---- Rows

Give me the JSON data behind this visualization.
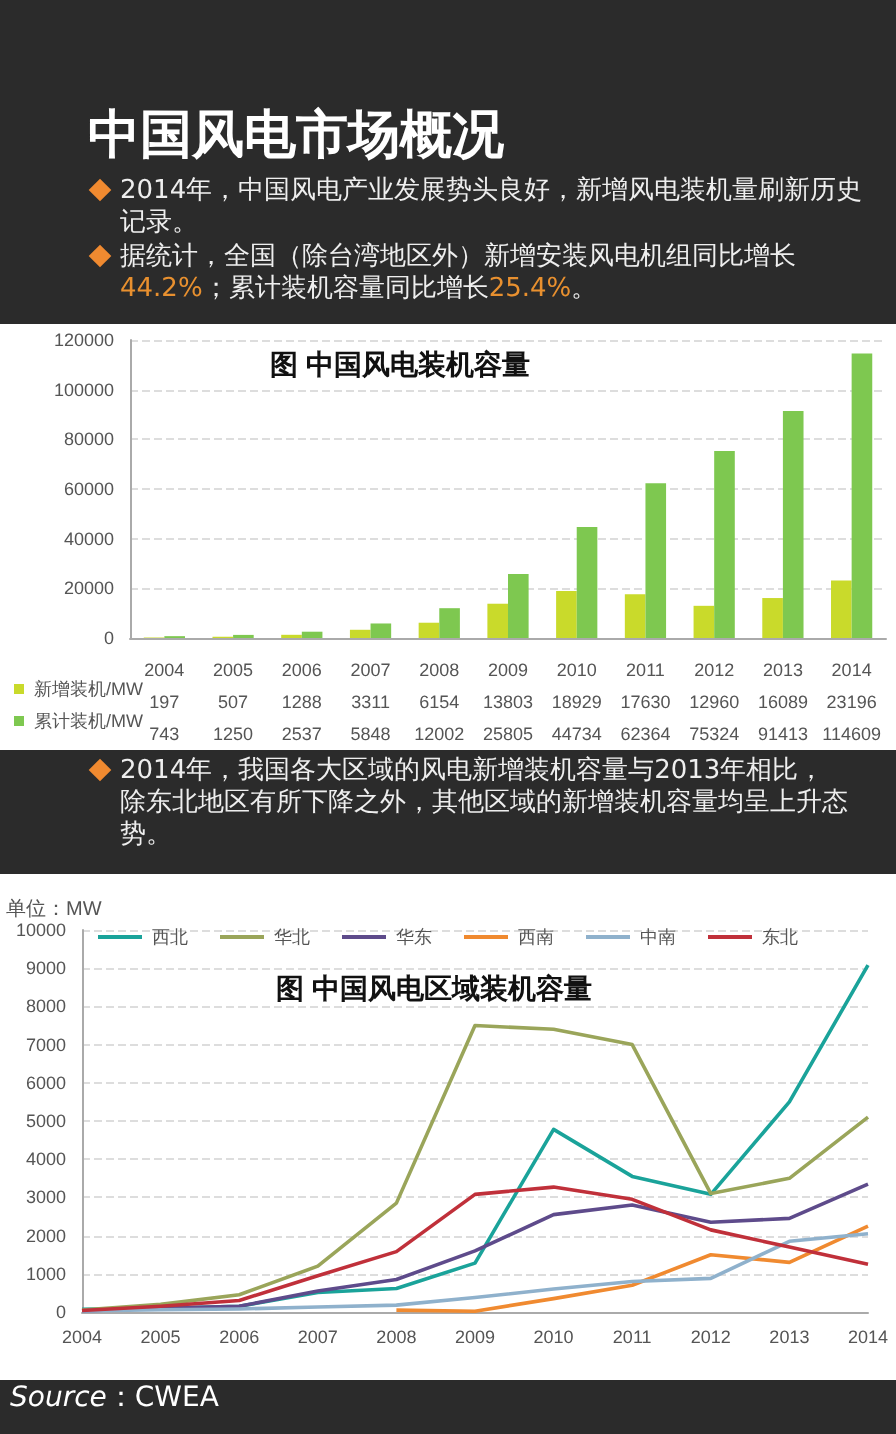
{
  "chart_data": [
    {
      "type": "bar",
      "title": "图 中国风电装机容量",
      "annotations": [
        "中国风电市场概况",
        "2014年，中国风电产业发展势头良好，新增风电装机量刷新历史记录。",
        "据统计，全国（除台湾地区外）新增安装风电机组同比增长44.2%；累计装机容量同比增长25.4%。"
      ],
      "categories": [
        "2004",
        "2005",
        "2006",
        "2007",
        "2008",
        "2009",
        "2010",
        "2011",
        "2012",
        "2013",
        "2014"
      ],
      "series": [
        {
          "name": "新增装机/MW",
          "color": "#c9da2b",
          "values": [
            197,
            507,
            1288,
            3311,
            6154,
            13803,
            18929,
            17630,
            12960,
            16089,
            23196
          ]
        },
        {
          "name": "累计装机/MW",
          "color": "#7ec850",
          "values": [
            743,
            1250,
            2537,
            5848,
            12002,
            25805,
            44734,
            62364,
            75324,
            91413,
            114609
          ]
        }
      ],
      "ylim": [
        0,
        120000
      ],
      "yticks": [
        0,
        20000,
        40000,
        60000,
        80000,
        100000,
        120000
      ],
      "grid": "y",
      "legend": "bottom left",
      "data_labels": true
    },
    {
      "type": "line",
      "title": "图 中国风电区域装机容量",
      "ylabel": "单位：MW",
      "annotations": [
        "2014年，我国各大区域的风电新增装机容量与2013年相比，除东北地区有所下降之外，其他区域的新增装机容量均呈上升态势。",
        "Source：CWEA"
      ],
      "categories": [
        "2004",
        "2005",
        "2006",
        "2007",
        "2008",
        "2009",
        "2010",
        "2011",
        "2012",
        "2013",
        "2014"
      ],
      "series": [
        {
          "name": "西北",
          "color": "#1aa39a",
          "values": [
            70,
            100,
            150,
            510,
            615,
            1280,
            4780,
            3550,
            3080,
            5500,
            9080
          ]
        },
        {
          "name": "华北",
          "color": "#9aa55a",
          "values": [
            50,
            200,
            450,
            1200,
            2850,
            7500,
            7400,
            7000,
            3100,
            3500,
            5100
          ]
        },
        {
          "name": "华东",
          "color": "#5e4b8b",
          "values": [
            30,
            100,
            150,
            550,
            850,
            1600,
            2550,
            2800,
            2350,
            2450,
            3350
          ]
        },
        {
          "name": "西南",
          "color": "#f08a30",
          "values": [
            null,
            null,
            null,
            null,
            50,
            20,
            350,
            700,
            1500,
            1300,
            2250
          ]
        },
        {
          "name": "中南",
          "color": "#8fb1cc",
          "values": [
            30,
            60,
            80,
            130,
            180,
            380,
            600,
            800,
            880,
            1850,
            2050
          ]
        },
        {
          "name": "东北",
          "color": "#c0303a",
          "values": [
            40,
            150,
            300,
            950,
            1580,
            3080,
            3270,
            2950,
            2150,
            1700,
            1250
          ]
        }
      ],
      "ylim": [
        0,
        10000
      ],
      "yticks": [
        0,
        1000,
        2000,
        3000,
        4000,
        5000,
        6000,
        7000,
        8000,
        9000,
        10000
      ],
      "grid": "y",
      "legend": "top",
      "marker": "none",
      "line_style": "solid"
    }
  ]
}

--------

• **Problem to work on**: Send back the data above word for word, with the pictures left out.

• **Full answer**:
Give me the JSON data behind this visualization.
{
  "chart_data": [
    {
      "type": "bar",
      "title": "图 中国风电装机容量",
      "annotations": [
        "中国风电市场概况",
        "2014年，中国风电产业发展势头良好，新增风电装机量刷新历史记录。",
        "据统计，全国（除台湾地区外）新增安装风电机组同比增长44.2%；累计装机容量同比增长25.4%。"
      ],
      "categories": [
        "2004",
        "2005",
        "2006",
        "2007",
        "2008",
        "2009",
        "2010",
        "2011",
        "2012",
        "2013",
        "2014"
      ],
      "series": [
        {
          "name": "新增装机/MW",
          "color": "#c9da2b",
          "values": [
            197,
            507,
            1288,
            3311,
            6154,
            13803,
            18929,
            17630,
            12960,
            16089,
            23196
          ]
        },
        {
          "name": "累计装机/MW",
          "color": "#7ec850",
          "values": [
            743,
            1250,
            2537,
            5848,
            12002,
            25805,
            44734,
            62364,
            75324,
            91413,
            114609
          ]
        }
      ],
      "ylim": [
        0,
        120000
      ],
      "yticks": [
        0,
        20000,
        40000,
        60000,
        80000,
        100000,
        120000
      ],
      "grid": "y",
      "legend": "bottom left",
      "data_labels": true
    },
    {
      "type": "line",
      "title": "图 中国风电区域装机容量",
      "ylabel": "单位：MW",
      "annotations": [
        "2014年，我国各大区域的风电新增装机容量与2013年相比，除东北地区有所下降之外，其他区域的新增装机容量均呈上升态势。",
        "Source：CWEA"
      ],
      "categories": [
        "2004",
        "2005",
        "2006",
        "2007",
        "2008",
        "2009",
        "2010",
        "2011",
        "2012",
        "2013",
        "2014"
      ],
      "series": [
        {
          "name": "西北",
          "color": "#1aa39a",
          "values": [
            70,
            100,
            150,
            510,
            615,
            1280,
            4780,
            3550,
            3080,
            5500,
            9080
          ]
        },
        {
          "name": "华北",
          "color": "#9aa55a",
          "values": [
            50,
            200,
            450,
            1200,
            2850,
            7500,
            7400,
            7000,
            3100,
            3500,
            5100
          ]
        },
        {
          "name": "华东",
          "color": "#5e4b8b",
          "values": [
            30,
            100,
            150,
            550,
            850,
            1600,
            2550,
            2800,
            2350,
            2450,
            3350
          ]
        },
        {
          "name": "西南",
          "color": "#f08a30",
          "values": [
            null,
            null,
            null,
            null,
            50,
            20,
            350,
            700,
            1500,
            1300,
            2250
          ]
        },
        {
          "name": "中南",
          "color": "#8fb1cc",
          "values": [
            30,
            60,
            80,
            130,
            180,
            380,
            600,
            800,
            880,
            1850,
            2050
          ]
        },
        {
          "name": "东北",
          "color": "#c0303a",
          "values": [
            40,
            150,
            300,
            950,
            1580,
            3080,
            3270,
            2950,
            2150,
            1700,
            1250
          ]
        }
      ],
      "ylim": [
        0,
        10000
      ],
      "yticks": [
        0,
        1000,
        2000,
        3000,
        4000,
        5000,
        6000,
        7000,
        8000,
        9000,
        10000
      ],
      "grid": "y",
      "legend": "top",
      "marker": "none",
      "line_style": "solid"
    }
  ]
}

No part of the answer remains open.